## Task details
Retype the whole listing verbatim and keep the pictures out of it.

## Supplied data
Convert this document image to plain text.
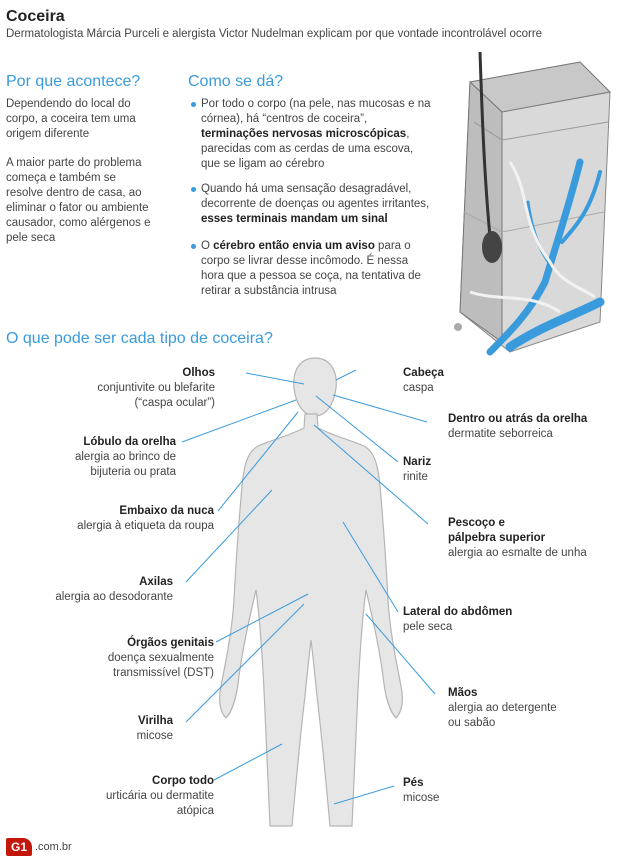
Coceira
Dermatologista Márcia Purceli e alergista Victor Nudelman explicam por que vontade incontrolável ocorre
Por que acontece?
Dependendo do local do corpo, a coceira tem uma origem diferente
A maior parte do problema começa e também se resolve dentro de casa, ao eliminar o fator ou ambiente causador, como alérgenos e pele seca
Como se dá?
Por todo o corpo (na pele, nas mucosas e na córnea), há “centros de coceira”, terminações nervosas microscópicas, parecidas com as cerdas de uma escova, que se ligam ao cérebro
Quando há uma sensação desagradável, decorrente de doenças ou agentes irritantes, esses terminais mandam um sinal
O cérebro então envia um aviso para o corpo se livrar desse incômodo. É nessa hora que a pessoa se coça, na tentativa de retirar a substância intrusa
O que pode ser cada tipo de coceira?
Olhos
conjuntivite ou blefarite
(“caspa ocular”)
Lóbulo da orelha
alergia ao brinco de
bijuteria ou prata
Embaixo da nuca
alergia à etiqueta da roupa
Axilas
alergia ao desodorante
Órgãos genitais
doença sexualmente
transmissível (DST)
Virilha
micose
Corpo todo
urticária ou dermatite
atópica
Cabeça
caspa
Dentro ou atrás da orelha
dermatite seborreica
Nariz
rinite
Pescoço e
pálpebra superior
alergia ao esmalte de unha
Lateral do abdômen
pele seca
Mãos
alergia ao detergente
ou sabão
Pés
micose
G1 .com.br
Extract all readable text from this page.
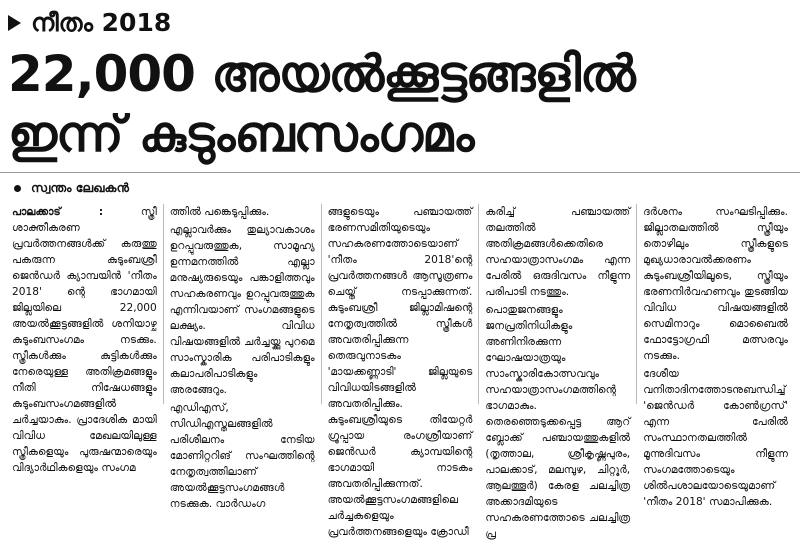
നീതം 2018
22,000 അയൽക്കൂട്ടങ്ങളിൽ
ഇന്ന് കുടുംബസംഗമം
സ്വന്തം ലേഖകൻ

പാലക്കാട് :	സ്ത്രീ ശാക്തീകരണ പ്രവർത്തനങ്ങൾക്ക് കരുത്തു പകരുന്ന കുടുംബശ്രീ ജെൻഡർ ക്യാമ്പയിൻ 'നീതം 2018' ന്റെ ഭാഗമായി ജില്ലയിലെ 22,000 അയൽക്കൂട്ടങ്ങളിൽ ശനിയാഴ്ച കുടുംബസംഗമം നടക്കും. സ്ത്രീകൾക്കും കുട്ടികൾക്കും നേരെയുള്ള അതിക്രമങ്ങളും നീതി നിഷേധങ്ങളും കുടുംബസംഗമങ്ങളിൽ ചർച്ചയാകും. പ്രാദേശിക മായി വിവിധ മേഖലയിലുള്ള സ്ത്രീകളെയും പുരുഷന്മാരെയും വിദ്യാർഥികളെയും സംഗമ

ത്തിൽ പങ്കെടുപ്പിക്കും.

എല്ലാവർക്കും തുല്യാവകാശം ഉറപ്പുവരുത്തുക, സാമൂഹ്യ ഉന്നമനത്തിൽ എല്ലാ മനുഷ്യരുടെയും പങ്കാളിത്തവും സഹകരണവും ഉറപ്പുവരുത്തുക എന്നിവയാണ് സംഗമങ്ങളുടെ ലക്ഷ്യം. വിവിധ വിഷയങ്ങളിൽ ചർച്ചയ്ക്കു പുറമെ സാംസ്കാരിക പരിപാടികളും കലാപരിപാടികളും അരങ്ങേറും.

എഡിഎസ്, സിഡിഎസ്തലങ്ങളിൽ പരിശീലനം നേടിയ മോണിറ്ററിങ് സംഘത്തിന്റെ നേതൃത്വത്തിലാണ് അയൽക്കൂട്ടസംഗമങ്ങൾ നടക്കുക. വാർഡംഗ

ങ്ങളുടെയും പഞ്ചായത്ത് ഭരണസമിതിയുടെയും സഹകരണത്തോടെയാണ് 'നീതം 2018'ന്റെ പ്രവർത്തനങ്ങൾ ആസൂത്രണം ചെയ്ത് നടപ്പാക്കുന്നത്. കുടുംബശ്രീ ജില്ലാമിഷന്റെ നേതൃത്വത്തിൽ സ്ത്രീകൾ അവതരിപ്പിക്കുന്ന തെരുവുനാടകം 'മായക്കണ്ണാടി' ജില്ലയുടെ വിവിധയിടങ്ങളിൽ അവതരിപ്പിക്കും. കുടുംബശ്രീയുടെ തിയേറ്റർ ഗ്രൂപ്പായ രംഗശ്രീയാണ് ജെൻഡർ ക്യാമ്പയിന്റെ ഭാഗമായി നാടകം അവതരിപ്പിക്കുന്നത്. അയൽക്കൂട്ടസംഗമങ്ങളിലെ ചർച്ചകളെയും പ്രവർത്തനങ്ങളെയും ക്രോഡീ

കരിച്ച് പഞ്ചായത്ത് തലത്തിൽ അതിക്രമങ്ങൾക്കെതിരെ സഹയാത്രാസംഗമം എന്ന പേരിൽ ഒരുദിവസം നീളുന്ന പരിപാടി നടത്തും.

പൊതുജനങ്ങളും ജനപ്രതിനിധികളും അണിനിരക്കുന്ന ഘോഷയാത്രയും സാംസ്കാരികോത്സവവും സഹയാത്രാസംഗമത്തിന്റെ ഭാഗമാകും. തെരഞ്ഞെടുക്കപ്പെട്ട ആറ് ബ്ലോക്ക് പഞ്ചായത്തുകളിൽ (തൃത്താല, ശ്രീകൃഷ്ണപുരം, പാലക്കാട്, മലമ്പുഴ, ചിറ്റൂർ, ആലത്തൂർ) കേരള ചലച്ചിത്ര അക്കാദമിയുടെ സഹകരണത്തോടെ ചലച്ചിത്ര പ്ര

ദർശനം സംഘടിപ്പിക്കും. ജില്ലാതലത്തിൽ സ്ത്രീയും തൊഴിലും സ്ത്രീകളുടെ മുഖ്യധാരാവൽക്കരണം കുടുംബശ്രീയിലൂടെ, സ്ത്രീയും ഭരണനിർവഹണവും തുടങ്ങിയ വിവിധ വിഷയങ്ങളിൽ സെമിനാറും മൊബൈൽ ഫോട്ടോഗ്രഫി മത്സരവും നടക്കും.

ദേശീയ വനിതാദിനത്തോടനുബന്ധിച്ച് 'ജെൻഡർ കോൺഗ്രസ്' എന്ന പേരിൽ സംസ്ഥാനതലത്തിൽ മൂന്നുദിവസം നീളുന്ന സംഗമത്തോടെയും ശിൽപശാലയോടെയുമാണ് 'നീതം 2018' സമാപിക്കുക.
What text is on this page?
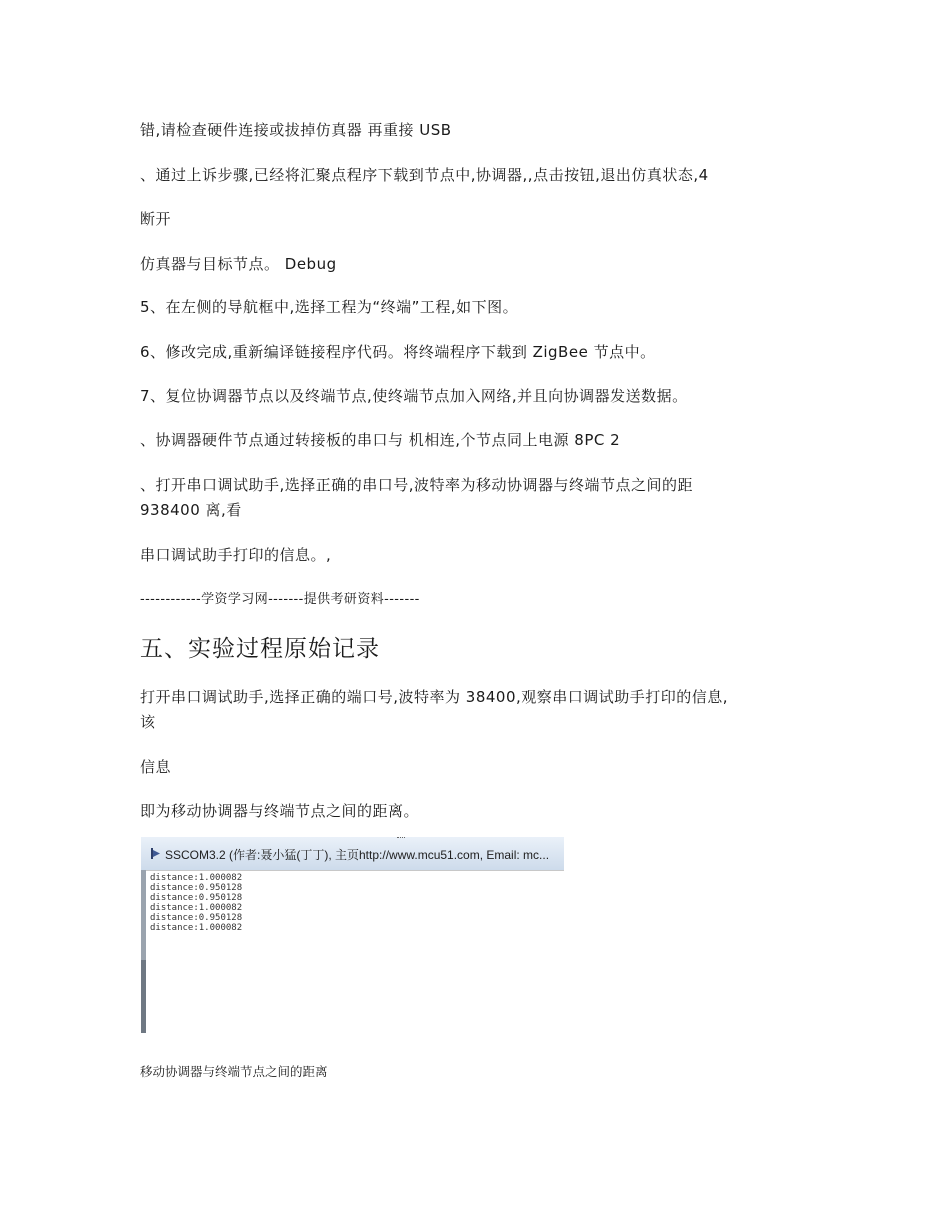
错,请检查硬件连接或拔掉仿真器 再重接 USB
、通过上诉步骤,已经将汇聚点程序下载到节点中,协调器,,点击按钮,退出仿真状态,4
断开
仿真器与目标节点。 Debug
5、在左侧的导航框中,选择工程为“终端”工程,如下图。
6、修改完成,重新编译链接程序代码。将终端程序下载到 ZigBee 节点中。
7、复位协调器节点以及终端节点,使终端节点加入网络,并且向协调器发送数据。
、协调器硬件节点通过转接板的串口与 机相连,个节点同上电源 8PC 2
、打开串口调试助手,选择正确的串口号,波特率为移动协调器与终端节点之间的距
938400 离,看
串口调试助手打印的信息。,
------------学资学习网-------提供考研资料-------
五、实验过程原始记录
打开串口调试助手,选择正确的端口号,波特率为 38400,观察串口调试助手打印的信息,
该
信息
即为移动协调器与终端节点之间的距离。
SSCOM3.2 (作者:聂小猛(丁丁), 主页http://www.mcu51.com, Email: mc...
distance:1.000082
distance:0.950128
distance:0.950128
distance:1.000082
distance:0.950128
distance:1.000082
移动协调器与终端节点之间的距离
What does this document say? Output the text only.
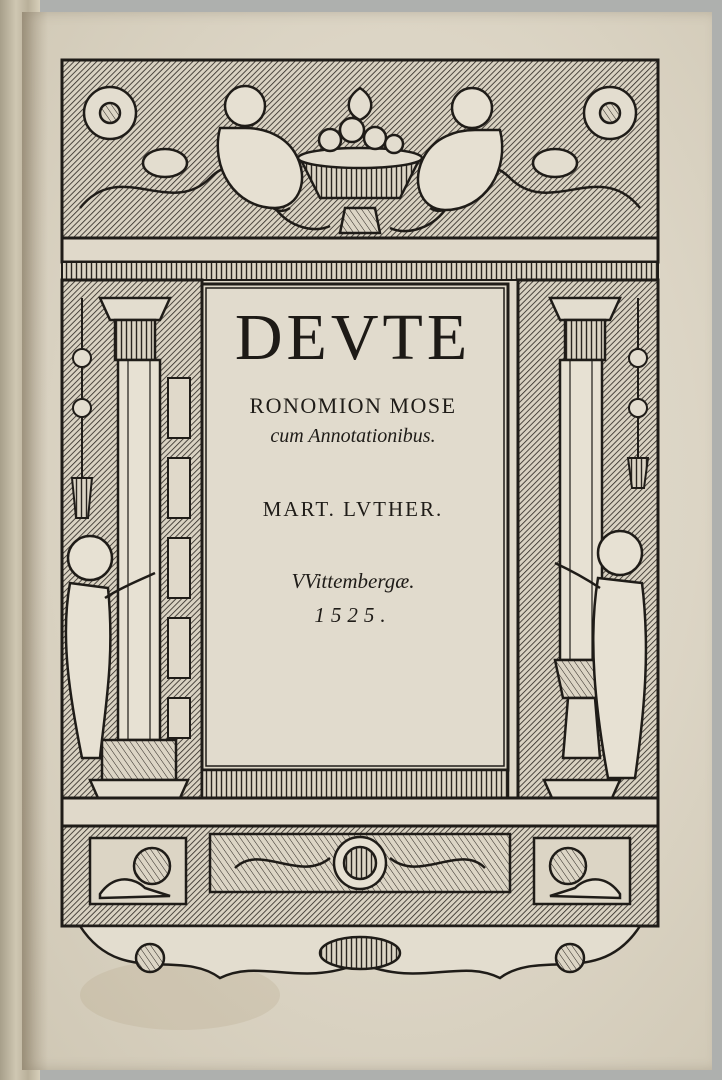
DEVTE
RONOMION MOSE
cum Annotationibus.
MART. LVTHER.
VVittembergæ.
1525.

## Task result
Convert this document image to plain text.
Coceira
Dermatologista Márcia Purceli e alergista Victor Nudelman explicam por que vontade incontrolável ocorre
Por que acontece?
Dependendo do local do corpo, a coceira tem uma origem diferente
A maior parte do problema começa e também se resolve dentro de casa, ao eliminar o fator ou ambiente causador, como alérgenos e pele seca
Como se dá?
Por todo o corpo (na pele, nas mucosas e na córnea), há “centros de coceira”, terminações nervosas microscópicas, parecidas com as cerdas de uma escova, que se ligam ao cérebro
Quando há uma sensação desagradável, decorrente de doenças ou agentes irritantes, esses terminais mandam um sinal
O cérebro então envia um aviso para o corpo se livrar desse incômodo. É nessa hora que a pessoa se coça, na tentativa de retirar a substância intrusa
O que pode ser cada tipo de coceira?
Olhos
conjuntivite ou blefarite
(“caspa ocular”)
Lóbulo da orelha
alergia ao brinco de
bijuteria ou prata
Embaixo da nuca
alergia à etiqueta da roupa
Axilas
alergia ao desodorante
Órgãos genitais
doença sexualmente
transmissível (DST)
Virilha
micose
Corpo todo
urticária ou dermatite
atópica
Cabeça
caspa
Dentro ou atrás da orelha
dermatite seborreica
Nariz
rinite
Pescoço e
pálpebra superior
alergia ao esmalte de unha
Lateral do abdômen
pele seca
Mãos
alergia ao detergente
ou sabão
Pés
micose
G1 .com.br
Extract all readable text from this page.
നീതം 2018
22,000 അയൽക്കൂട്ടങ്ങളിൽ
ഇന്ന് കുടുംബസംഗമം
സ്വന്തം ലേഖകൻ

പാലക്കാട് :	സ്ത്രീ ശാക്തീകരണ പ്രവർത്തനങ്ങൾക്ക് കരുത്തു പകരുന്ന കുടുംബശ്രീ ജെൻഡർ ക്യാമ്പയിൻ 'നീതം 2018' ന്റെ ഭാഗമായി ജില്ലയിലെ 22,000 അയൽക്കൂട്ടങ്ങളിൽ ശനിയാഴ്ച കുടുംബസംഗമം നടക്കും. സ്ത്രീകൾക്കും കുട്ടികൾക്കും നേരെയുള്ള അതിക്രമങ്ങളും നീതി നിഷേധങ്ങളും കുടുംബസംഗമങ്ങളിൽ ചർച്ചയാകും. പ്രാദേശിക മായി വിവിധ മേഖലയിലുള്ള സ്ത്രീകളെയും പുരുഷന്മാരെയും വിദ്യാർഥികളെയും സംഗമ

ത്തിൽ പങ്കെടുപ്പിക്കും.

എല്ലാവർക്കും തുല്യാവകാശം ഉറപ്പുവരുത്തുക, സാമൂഹ്യ ഉന്നമനത്തിൽ എല്ലാ മനുഷ്യരുടെയും പങ്കാളിത്തവും സഹകരണവും ഉറപ്പുവരുത്തുക എന്നിവയാണ് സംഗമങ്ങളുടെ ലക്ഷ്യം. വിവിധ വിഷയങ്ങളിൽ ചർച്ചയ്ക്കു പുറമെ സാംസ്കാരിക പരിപാടികളും കലാപരിപാടികളും അരങ്ങേറും.

എഡിഎസ്, സിഡിഎസ്തലങ്ങളിൽ പരിശീലനം നേടിയ മോണിറ്ററിങ് സംഘത്തിന്റെ നേതൃത്വത്തിലാണ് അയൽക്കൂട്ടസംഗമങ്ങൾ നടക്കുക. വാർഡംഗ

ങ്ങളുടെയും പഞ്ചായത്ത് ഭരണസമിതിയുടെയും സഹകരണത്തോടെയാണ് 'നീതം 2018'ന്റെ പ്രവർത്തനങ്ങൾ ആസൂത്രണം ചെയ്ത് നടപ്പാക്കുന്നത്. കുടുംബശ്രീ ജില്ലാമിഷന്റെ നേതൃത്വത്തിൽ സ്ത്രീകൾ അവതരിപ്പിക്കുന്ന തെരുവുനാടകം 'മായക്കണ്ണാടി' ജില്ലയുടെ വിവിധയിടങ്ങളിൽ അവതരിപ്പിക്കും. കുടുംബശ്രീയുടെ തിയേറ്റർ ഗ്രൂപ്പായ രംഗശ്രീയാണ് ജെൻഡർ ക്യാമ്പയിന്റെ ഭാഗമായി നാടകം അവതരിപ്പിക്കുന്നത്. അയൽക്കൂട്ടസംഗമങ്ങളിലെ ചർച്ചകളെയും പ്രവർത്തനങ്ങളെയും ക്രോഡീ

കരിച്ച് പഞ്ചായത്ത് തലത്തിൽ അതിക്രമങ്ങൾക്കെതിരെ സഹയാത്രാസംഗമം എന്ന പേരിൽ ഒരുദിവസം നീളുന്ന പരിപാടി നടത്തും.

പൊതുജനങ്ങളും ജനപ്രതിനിധികളും അണിനിരക്കുന്ന ഘോഷയാത്രയും സാംസ്കാരികോത്സവവും സഹയാത്രാസംഗമത്തിന്റെ ഭാഗമാകും. തെരഞ്ഞെടുക്കപ്പെട്ട ആറ് ബ്ലോക്ക് പഞ്ചായത്തുകളിൽ (തൃത്താല, ശ്രീകൃഷ്ണപുരം, പാലക്കാട്, മലമ്പുഴ, ചിറ്റൂർ, ആലത്തൂർ) കേരള ചലച്ചിത്ര അക്കാദമിയുടെ സഹകരണത്തോടെ ചലച്ചിത്ര പ്ര

ദർശനം സംഘടിപ്പിക്കും. ജില്ലാതലത്തിൽ സ്ത്രീയും തൊഴിലും സ്ത്രീകളുടെ മുഖ്യധാരാവൽക്കരണം കുടുംബശ്രീയിലൂടെ, സ്ത്രീയും ഭരണനിർവഹണവും തുടങ്ങിയ വിവിധ വിഷയങ്ങളിൽ സെമിനാറും മൊബൈൽ ഫോട്ടോഗ്രഫി മത്സരവും നടക്കും.

ദേശീയ വനിതാദിനത്തോടനുബന്ധിച്ച് 'ജെൻഡർ കോൺഗ്രസ്' എന്ന പേരിൽ സംസ്ഥാനതലത്തിൽ മൂന്നുദിവസം നീളുന്ന സംഗമത്തോടെയും ശിൽപശാലയോടെയുമാണ് 'നീതം 2018' സമാപിക്കുക.
What text is on this page?
错,请检查硬件连接或拔掉仿真器 再重接 USB
、通过上诉步骤,已经将汇聚点程序下载到节点中,协调器,,点击按钮,退出仿真状态,4
断开
仿真器与目标节点。 Debug
5、在左侧的导航框中,选择工程为“终端”工程,如下图。
6、修改完成,重新编译链接程序代码。将终端程序下载到 ZigBee 节点中。
7、复位协调器节点以及终端节点,使终端节点加入网络,并且向协调器发送数据。
、协调器硬件节点通过转接板的串口与 机相连,个节点同上电源 8PC 2
、打开串口调试助手,选择正确的串口号,波特率为移动协调器与终端节点之间的距
938400 离,看
串口调试助手打印的信息。,
------------学资学习网-------提供考研资料-------
五、实验过程原始记录
打开串口调试助手,选择正确的端口号,波特率为 38400,观察串口调试助手打印的信息,
该
信息
即为移动协调器与终端节点之间的距离。
SSCOM3.2 (作者:聂小猛(丁丁), 主页http://www.mcu51.com, Email: mc...
distance:1.000082
distance:0.950128
distance:0.950128
distance:1.000082
distance:0.950128
distance:1.000082
移动协调器与终端节点之间的距离
What does this document say? Output the text only.
DEVTE
RONOMION MOSE
cum Annotationibus.
MART. LVTHER.
VVittembergæ.
1525.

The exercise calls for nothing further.